## EXERCISE GOAL
Leave out the pictures, and quote exactly the lines running from the one with "What's the underlying" through the last line of the entries below.

## RECORDS FOR THIS TASK
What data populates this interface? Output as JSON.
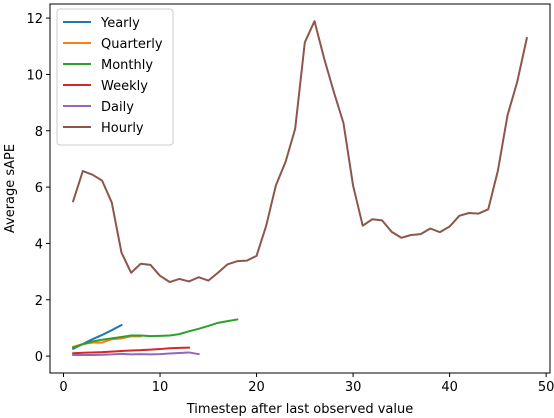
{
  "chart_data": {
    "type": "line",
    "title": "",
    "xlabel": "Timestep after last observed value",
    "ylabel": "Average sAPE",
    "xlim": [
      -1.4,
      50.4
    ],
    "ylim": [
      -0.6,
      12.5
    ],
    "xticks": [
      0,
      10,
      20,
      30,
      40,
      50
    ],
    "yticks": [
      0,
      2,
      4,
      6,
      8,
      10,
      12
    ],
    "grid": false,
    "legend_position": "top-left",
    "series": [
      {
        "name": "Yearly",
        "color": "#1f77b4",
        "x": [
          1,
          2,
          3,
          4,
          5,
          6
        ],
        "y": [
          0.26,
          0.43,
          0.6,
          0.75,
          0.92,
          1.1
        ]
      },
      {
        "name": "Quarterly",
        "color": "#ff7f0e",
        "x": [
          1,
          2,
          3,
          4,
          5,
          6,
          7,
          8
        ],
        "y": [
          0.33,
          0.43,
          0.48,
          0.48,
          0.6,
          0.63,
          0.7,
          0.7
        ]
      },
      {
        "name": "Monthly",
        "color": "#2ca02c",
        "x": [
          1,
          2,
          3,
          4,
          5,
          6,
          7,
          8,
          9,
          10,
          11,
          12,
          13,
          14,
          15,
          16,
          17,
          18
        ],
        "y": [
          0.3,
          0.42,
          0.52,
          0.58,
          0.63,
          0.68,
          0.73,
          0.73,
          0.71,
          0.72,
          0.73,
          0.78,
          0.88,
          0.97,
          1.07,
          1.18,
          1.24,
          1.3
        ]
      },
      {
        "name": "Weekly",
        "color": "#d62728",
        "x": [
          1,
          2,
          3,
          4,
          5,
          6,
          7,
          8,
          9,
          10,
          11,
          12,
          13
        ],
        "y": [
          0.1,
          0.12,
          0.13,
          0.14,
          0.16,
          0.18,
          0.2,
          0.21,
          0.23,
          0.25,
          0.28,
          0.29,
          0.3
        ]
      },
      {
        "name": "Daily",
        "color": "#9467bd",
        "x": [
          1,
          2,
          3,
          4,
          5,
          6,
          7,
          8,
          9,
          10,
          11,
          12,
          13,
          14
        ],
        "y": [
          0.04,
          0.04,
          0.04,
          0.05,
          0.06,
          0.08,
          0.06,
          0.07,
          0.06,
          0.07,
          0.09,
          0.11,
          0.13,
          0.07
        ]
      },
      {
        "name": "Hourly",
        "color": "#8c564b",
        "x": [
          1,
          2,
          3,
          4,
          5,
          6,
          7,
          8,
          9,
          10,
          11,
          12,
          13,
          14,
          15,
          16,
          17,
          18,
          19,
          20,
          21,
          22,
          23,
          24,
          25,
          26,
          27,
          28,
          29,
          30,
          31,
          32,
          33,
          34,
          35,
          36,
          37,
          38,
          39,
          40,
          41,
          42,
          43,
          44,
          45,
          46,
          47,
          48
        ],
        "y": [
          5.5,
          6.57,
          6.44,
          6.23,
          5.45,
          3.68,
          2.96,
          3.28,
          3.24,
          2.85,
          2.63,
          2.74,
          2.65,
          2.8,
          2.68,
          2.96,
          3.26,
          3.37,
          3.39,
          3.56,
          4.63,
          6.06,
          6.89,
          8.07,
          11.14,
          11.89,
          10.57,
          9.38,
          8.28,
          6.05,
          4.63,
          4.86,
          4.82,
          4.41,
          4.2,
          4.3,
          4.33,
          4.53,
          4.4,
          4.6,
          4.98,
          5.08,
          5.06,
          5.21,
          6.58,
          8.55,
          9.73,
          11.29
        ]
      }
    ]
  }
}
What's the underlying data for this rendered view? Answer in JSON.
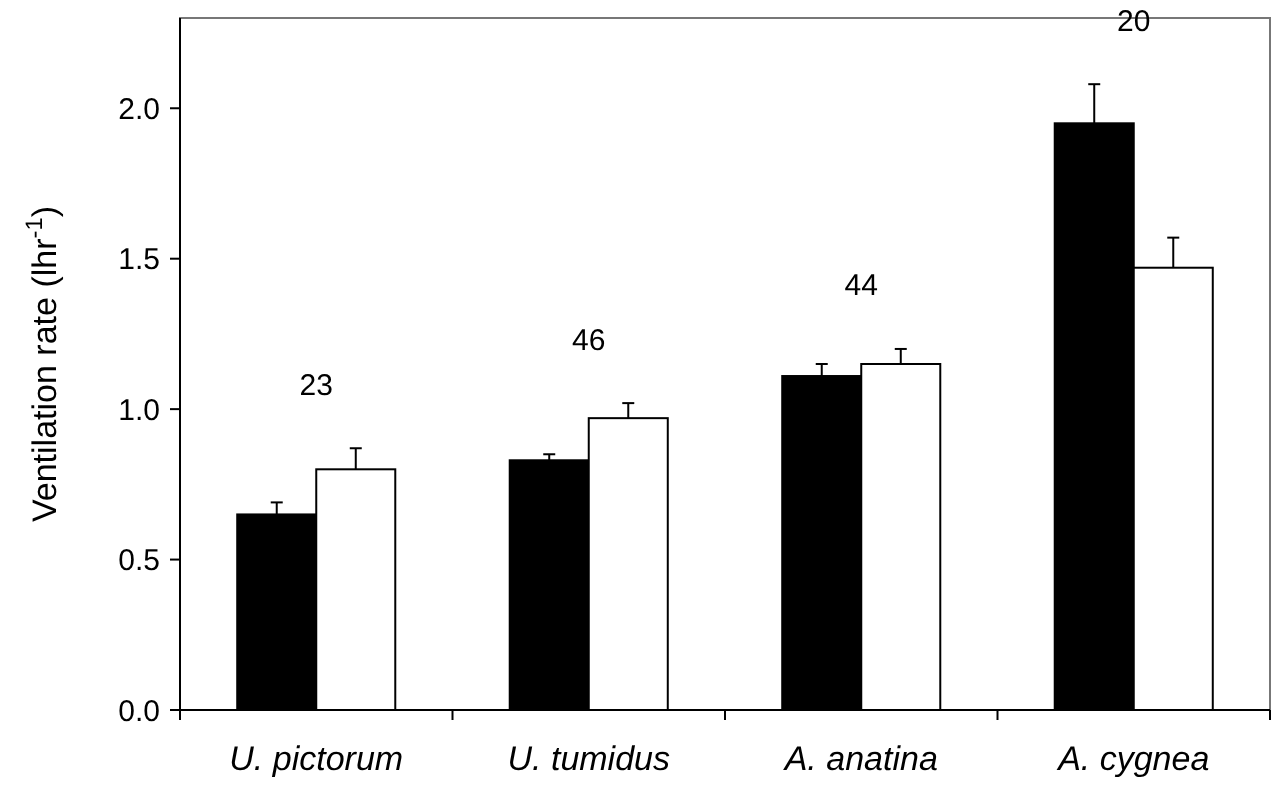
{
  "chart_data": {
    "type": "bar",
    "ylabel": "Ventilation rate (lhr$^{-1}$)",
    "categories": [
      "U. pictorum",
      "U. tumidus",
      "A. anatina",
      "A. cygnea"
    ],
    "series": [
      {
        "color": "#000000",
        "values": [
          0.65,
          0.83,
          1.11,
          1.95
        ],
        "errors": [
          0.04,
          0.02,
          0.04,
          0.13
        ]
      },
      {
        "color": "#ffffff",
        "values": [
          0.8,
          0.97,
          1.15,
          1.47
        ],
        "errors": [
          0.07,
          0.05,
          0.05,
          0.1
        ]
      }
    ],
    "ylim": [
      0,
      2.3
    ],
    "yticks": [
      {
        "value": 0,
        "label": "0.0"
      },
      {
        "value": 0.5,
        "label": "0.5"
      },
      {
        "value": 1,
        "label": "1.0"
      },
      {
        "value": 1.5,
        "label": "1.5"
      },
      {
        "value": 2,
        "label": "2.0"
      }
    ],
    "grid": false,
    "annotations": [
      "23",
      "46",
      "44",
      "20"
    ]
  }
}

## RIGHT ANSWER
What's the underlying data for this rendered view? Answer in JSON.
{
  "chart_data": {
    "type": "bar",
    "ylabel": "Ventilation rate (lhr$^{-1}$)",
    "categories": [
      "U. pictorum",
      "U. tumidus",
      "A. anatina",
      "A. cygnea"
    ],
    "series": [
      {
        "color": "#000000",
        "values": [
          0.65,
          0.83,
          1.11,
          1.95
        ],
        "errors": [
          0.04,
          0.02,
          0.04,
          0.13
        ]
      },
      {
        "color": "#ffffff",
        "values": [
          0.8,
          0.97,
          1.15,
          1.47
        ],
        "errors": [
          0.07,
          0.05,
          0.05,
          0.1
        ]
      }
    ],
    "ylim": [
      0,
      2.3
    ],
    "yticks": [
      {
        "value": 0,
        "label": "0.0"
      },
      {
        "value": 0.5,
        "label": "0.5"
      },
      {
        "value": 1,
        "label": "1.0"
      },
      {
        "value": 1.5,
        "label": "1.5"
      },
      {
        "value": 2,
        "label": "2.0"
      }
    ],
    "grid": false,
    "annotations": [
      "23",
      "46",
      "44",
      "20"
    ]
  }
}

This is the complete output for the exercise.